[Collected data entries]
* Start *
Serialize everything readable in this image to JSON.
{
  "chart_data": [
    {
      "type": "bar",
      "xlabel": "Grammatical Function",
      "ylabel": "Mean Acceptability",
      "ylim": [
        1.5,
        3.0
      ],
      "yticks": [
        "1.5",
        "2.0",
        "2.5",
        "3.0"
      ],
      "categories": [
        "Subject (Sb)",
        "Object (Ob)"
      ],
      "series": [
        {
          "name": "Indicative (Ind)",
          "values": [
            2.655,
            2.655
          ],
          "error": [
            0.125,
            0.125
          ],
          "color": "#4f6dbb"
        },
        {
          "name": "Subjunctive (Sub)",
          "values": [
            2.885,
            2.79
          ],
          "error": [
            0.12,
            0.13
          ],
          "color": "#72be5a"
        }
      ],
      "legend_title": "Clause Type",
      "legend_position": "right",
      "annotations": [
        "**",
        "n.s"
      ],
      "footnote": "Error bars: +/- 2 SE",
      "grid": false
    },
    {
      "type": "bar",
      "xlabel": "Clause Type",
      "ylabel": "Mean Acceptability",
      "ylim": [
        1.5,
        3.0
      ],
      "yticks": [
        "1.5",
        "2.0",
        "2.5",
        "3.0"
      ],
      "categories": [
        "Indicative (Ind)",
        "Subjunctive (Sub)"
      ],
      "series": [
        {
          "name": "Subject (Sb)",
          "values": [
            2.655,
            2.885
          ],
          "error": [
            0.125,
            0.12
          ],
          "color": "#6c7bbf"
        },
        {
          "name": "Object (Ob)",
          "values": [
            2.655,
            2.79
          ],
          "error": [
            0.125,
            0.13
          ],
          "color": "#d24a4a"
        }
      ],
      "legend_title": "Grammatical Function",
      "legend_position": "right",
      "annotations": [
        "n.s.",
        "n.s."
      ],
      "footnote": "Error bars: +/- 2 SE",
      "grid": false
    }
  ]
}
* End *
- TASK INSTRUCTIONS
Give all of the entries again, word for word.

- RESPONSE TO THE EXERCISE
Serialize everything readable in this image to JSON.
{
  "chart_data": [
    {
      "type": "bar",
      "xlabel": "Grammatical Function",
      "ylabel": "Mean Acceptability",
      "ylim": [
        1.5,
        3.0
      ],
      "yticks": [
        "1.5",
        "2.0",
        "2.5",
        "3.0"
      ],
      "categories": [
        "Subject (Sb)",
        "Object (Ob)"
      ],
      "series": [
        {
          "name": "Indicative (Ind)",
          "values": [
            2.655,
            2.655
          ],
          "error": [
            0.125,
            0.125
          ],
          "color": "#4f6dbb"
        },
        {
          "name": "Subjunctive (Sub)",
          "values": [
            2.885,
            2.79
          ],
          "error": [
            0.12,
            0.13
          ],
          "color": "#72be5a"
        }
      ],
      "legend_title": "Clause Type",
      "legend_position": "right",
      "annotations": [
        "**",
        "n.s"
      ],
      "footnote": "Error bars: +/- 2 SE",
      "grid": false
    },
    {
      "type": "bar",
      "xlabel": "Clause Type",
      "ylabel": "Mean Acceptability",
      "ylim": [
        1.5,
        3.0
      ],
      "yticks": [
        "1.5",
        "2.0",
        "2.5",
        "3.0"
      ],
      "categories": [
        "Indicative (Ind)",
        "Subjunctive (Sub)"
      ],
      "series": [
        {
          "name": "Subject (Sb)",
          "values": [
            2.655,
            2.885
          ],
          "error": [
            0.125,
            0.12
          ],
          "color": "#6c7bbf"
        },
        {
          "name": "Object (Ob)",
          "values": [
            2.655,
            2.79
          ],
          "error": [
            0.125,
            0.13
          ],
          "color": "#d24a4a"
        }
      ],
      "legend_title": "Grammatical Function",
      "legend_position": "right",
      "annotations": [
        "n.s.",
        "n.s."
      ],
      "footnote": "Error bars: +/- 2 SE",
      "grid": false
    }
  ]
}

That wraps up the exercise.